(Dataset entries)
►

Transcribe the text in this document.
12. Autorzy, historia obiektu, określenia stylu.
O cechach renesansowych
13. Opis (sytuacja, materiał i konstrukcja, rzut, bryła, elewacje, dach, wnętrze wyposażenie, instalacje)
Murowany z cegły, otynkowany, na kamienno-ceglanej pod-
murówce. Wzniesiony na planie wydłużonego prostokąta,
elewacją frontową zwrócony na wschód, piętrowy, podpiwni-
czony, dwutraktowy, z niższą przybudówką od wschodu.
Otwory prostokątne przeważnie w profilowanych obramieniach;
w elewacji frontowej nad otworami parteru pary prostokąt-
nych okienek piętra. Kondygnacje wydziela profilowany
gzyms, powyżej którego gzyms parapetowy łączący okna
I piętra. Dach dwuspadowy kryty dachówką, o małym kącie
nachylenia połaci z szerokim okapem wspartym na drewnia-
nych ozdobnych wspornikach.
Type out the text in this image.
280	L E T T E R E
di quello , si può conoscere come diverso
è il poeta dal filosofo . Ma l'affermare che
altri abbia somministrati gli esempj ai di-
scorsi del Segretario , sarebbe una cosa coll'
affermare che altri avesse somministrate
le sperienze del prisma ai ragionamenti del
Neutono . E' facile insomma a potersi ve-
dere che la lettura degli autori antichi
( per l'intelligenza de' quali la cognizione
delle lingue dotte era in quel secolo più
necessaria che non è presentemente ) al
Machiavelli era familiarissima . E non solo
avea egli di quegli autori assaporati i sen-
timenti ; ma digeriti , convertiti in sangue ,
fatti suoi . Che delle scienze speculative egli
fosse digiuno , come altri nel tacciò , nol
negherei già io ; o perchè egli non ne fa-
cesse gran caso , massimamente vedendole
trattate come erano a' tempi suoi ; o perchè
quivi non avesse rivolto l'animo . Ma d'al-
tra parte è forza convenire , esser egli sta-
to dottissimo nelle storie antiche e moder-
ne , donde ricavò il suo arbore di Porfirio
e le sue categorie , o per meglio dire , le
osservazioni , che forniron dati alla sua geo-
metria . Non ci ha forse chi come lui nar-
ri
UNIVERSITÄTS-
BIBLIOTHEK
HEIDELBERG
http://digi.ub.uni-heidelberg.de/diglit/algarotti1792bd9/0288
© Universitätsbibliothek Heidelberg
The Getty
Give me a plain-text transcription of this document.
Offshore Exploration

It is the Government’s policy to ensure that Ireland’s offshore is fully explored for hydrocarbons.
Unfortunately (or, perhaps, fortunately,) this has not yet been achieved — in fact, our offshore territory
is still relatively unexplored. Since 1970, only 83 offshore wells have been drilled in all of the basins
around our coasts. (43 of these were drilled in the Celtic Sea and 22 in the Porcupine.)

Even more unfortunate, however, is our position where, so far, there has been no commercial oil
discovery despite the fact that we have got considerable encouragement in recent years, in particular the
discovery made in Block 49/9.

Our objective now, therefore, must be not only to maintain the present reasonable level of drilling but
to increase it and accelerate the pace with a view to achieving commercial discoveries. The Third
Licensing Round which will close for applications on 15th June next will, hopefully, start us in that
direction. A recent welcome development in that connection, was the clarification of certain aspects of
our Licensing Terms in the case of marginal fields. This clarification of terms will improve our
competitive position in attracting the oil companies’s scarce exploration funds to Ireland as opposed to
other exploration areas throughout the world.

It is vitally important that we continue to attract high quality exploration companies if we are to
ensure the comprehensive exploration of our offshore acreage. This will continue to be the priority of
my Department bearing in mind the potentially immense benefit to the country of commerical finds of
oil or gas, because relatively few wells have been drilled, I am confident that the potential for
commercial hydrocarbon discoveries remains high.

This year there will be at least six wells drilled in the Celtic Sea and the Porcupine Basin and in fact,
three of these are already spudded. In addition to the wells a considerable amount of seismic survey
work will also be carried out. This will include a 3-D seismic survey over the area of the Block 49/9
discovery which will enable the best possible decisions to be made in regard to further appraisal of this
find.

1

◄

• **Stated task**: Pull out each line of the listing that holds the string "these".

• **Worked answer**:
around our coasts. (43 of these were drilled in the Celtic Sea and 22 in the Porcupine.)
three of these are already spudded. In addition to the wells a considerable amount of seismic survey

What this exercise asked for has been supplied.